[Written task]: Isolate every line in the records below with "this" in it.

[Data section]:
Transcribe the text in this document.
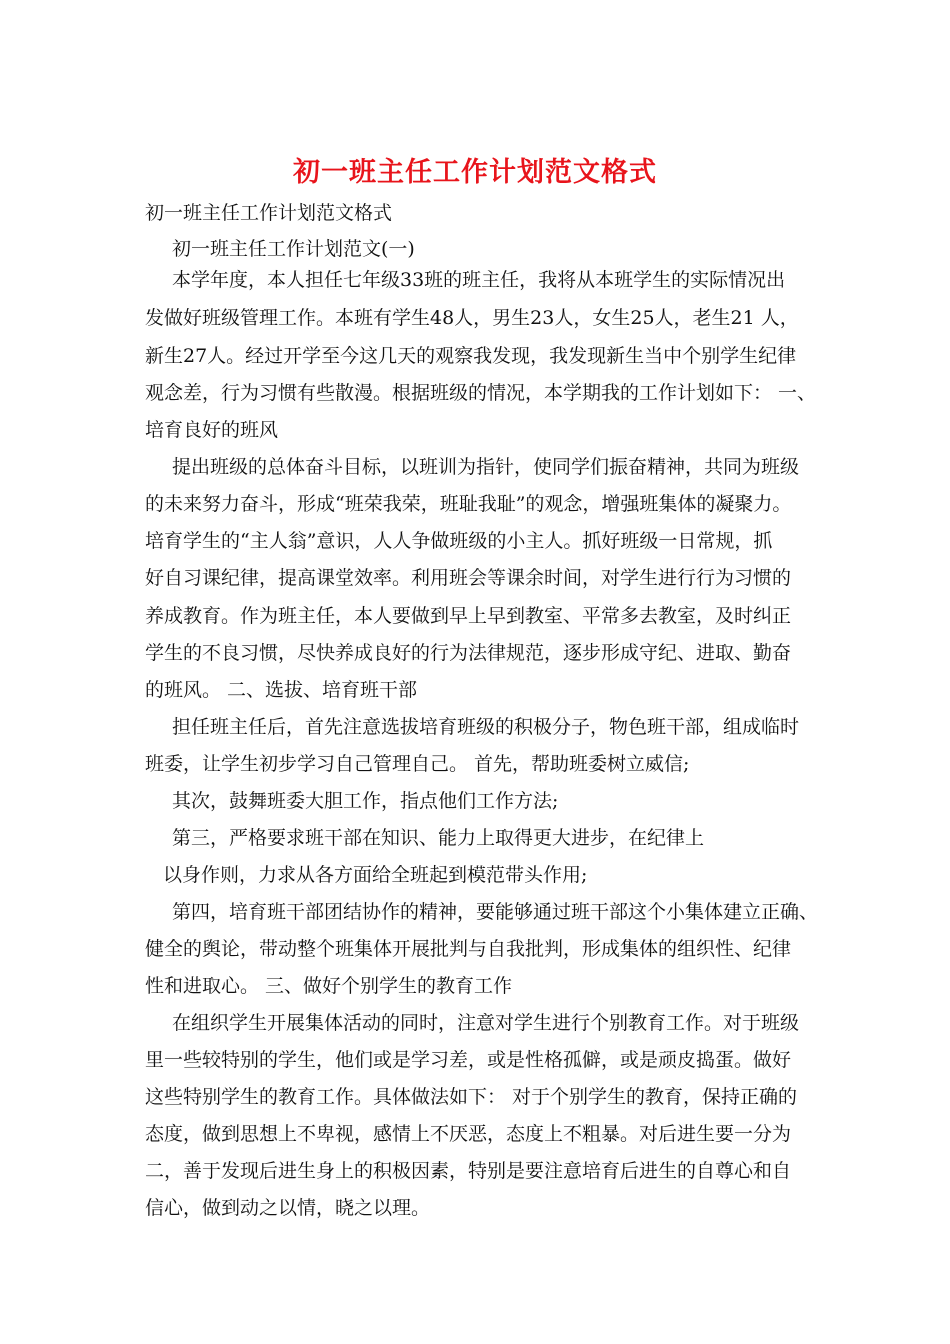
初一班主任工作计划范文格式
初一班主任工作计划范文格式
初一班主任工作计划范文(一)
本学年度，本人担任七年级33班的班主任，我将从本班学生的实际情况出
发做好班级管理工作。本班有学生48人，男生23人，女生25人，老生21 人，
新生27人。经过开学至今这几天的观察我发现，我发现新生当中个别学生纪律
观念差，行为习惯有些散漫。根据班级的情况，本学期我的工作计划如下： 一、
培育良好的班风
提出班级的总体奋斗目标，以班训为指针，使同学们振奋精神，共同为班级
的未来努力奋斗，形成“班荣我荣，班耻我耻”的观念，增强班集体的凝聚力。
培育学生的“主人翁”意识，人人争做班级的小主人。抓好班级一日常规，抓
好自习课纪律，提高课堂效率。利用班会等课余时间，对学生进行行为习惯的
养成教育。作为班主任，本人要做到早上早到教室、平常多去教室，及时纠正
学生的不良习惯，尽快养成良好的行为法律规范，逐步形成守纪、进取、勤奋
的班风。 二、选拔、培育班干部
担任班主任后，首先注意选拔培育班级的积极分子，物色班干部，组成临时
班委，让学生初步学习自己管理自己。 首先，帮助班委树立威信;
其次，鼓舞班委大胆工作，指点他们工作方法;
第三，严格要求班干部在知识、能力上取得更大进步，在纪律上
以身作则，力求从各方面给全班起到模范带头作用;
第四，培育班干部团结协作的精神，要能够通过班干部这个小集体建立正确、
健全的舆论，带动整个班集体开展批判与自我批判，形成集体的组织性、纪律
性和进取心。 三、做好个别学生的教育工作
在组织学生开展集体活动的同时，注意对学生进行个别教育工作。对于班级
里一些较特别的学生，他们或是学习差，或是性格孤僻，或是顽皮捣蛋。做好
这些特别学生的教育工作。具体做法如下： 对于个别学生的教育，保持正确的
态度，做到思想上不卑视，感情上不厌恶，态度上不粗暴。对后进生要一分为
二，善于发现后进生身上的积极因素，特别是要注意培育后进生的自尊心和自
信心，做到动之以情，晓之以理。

...

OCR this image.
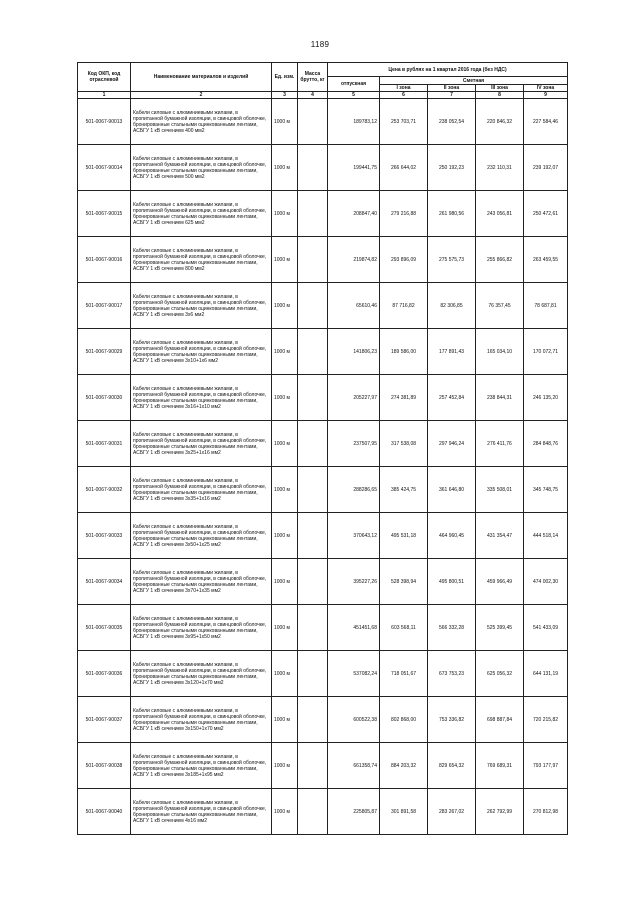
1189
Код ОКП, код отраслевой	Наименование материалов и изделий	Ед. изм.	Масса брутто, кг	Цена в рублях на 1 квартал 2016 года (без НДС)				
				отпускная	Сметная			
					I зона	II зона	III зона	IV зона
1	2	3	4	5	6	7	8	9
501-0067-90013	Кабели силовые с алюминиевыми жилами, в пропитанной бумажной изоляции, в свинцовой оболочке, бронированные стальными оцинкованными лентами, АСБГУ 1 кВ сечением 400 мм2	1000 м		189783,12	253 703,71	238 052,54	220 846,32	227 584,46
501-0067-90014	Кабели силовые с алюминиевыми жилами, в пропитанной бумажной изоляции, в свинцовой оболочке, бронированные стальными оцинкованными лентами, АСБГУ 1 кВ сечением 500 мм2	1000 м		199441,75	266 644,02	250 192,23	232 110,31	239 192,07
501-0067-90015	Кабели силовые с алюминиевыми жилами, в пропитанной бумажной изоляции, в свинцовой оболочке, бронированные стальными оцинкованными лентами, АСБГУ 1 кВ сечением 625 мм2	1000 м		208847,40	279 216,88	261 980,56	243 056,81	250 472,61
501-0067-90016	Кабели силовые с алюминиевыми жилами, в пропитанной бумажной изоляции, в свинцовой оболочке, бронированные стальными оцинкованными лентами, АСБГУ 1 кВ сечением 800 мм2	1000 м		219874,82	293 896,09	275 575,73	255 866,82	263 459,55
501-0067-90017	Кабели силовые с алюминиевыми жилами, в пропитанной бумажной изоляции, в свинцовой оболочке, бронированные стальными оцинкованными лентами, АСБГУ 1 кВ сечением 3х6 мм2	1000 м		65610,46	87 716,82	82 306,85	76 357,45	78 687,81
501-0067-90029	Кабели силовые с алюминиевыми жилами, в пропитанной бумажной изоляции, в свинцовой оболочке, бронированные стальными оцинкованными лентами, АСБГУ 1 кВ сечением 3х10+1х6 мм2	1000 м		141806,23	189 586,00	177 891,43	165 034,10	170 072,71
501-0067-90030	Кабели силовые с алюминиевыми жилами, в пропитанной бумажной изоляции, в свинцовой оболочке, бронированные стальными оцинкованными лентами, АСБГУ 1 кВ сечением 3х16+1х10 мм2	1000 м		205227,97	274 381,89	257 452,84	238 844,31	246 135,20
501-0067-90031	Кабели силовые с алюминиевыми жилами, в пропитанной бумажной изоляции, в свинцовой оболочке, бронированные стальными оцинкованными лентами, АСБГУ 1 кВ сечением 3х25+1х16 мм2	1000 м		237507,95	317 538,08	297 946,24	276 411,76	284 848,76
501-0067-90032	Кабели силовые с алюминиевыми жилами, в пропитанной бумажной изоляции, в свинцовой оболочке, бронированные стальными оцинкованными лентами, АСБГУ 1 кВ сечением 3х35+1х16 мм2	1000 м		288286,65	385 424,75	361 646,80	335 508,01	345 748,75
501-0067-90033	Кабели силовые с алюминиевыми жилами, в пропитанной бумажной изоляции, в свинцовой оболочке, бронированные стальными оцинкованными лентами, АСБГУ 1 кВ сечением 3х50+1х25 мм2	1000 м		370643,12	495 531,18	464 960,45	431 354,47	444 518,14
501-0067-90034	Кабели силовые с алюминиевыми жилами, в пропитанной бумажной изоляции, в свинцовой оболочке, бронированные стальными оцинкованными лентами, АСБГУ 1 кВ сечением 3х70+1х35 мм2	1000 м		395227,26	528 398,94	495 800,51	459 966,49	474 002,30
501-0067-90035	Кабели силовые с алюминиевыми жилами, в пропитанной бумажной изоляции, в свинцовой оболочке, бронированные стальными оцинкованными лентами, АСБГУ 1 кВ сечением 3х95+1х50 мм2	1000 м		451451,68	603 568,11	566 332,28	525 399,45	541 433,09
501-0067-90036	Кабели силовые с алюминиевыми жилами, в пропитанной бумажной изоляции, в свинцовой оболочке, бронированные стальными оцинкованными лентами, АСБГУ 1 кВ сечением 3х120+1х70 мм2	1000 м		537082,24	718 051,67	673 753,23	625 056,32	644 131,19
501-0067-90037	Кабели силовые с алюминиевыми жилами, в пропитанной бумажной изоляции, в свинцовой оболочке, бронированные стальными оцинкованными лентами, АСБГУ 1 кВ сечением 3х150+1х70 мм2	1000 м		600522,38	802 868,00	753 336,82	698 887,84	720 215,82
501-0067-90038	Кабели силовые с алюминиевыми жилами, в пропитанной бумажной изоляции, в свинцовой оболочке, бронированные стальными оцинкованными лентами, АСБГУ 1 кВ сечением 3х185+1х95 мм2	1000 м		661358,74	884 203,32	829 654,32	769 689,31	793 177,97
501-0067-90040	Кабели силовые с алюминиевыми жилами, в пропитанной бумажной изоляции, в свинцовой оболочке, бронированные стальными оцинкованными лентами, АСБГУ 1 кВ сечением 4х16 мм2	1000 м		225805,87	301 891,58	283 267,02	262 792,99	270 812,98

[Output]:
Transcribe the text in this document.
OCR this image.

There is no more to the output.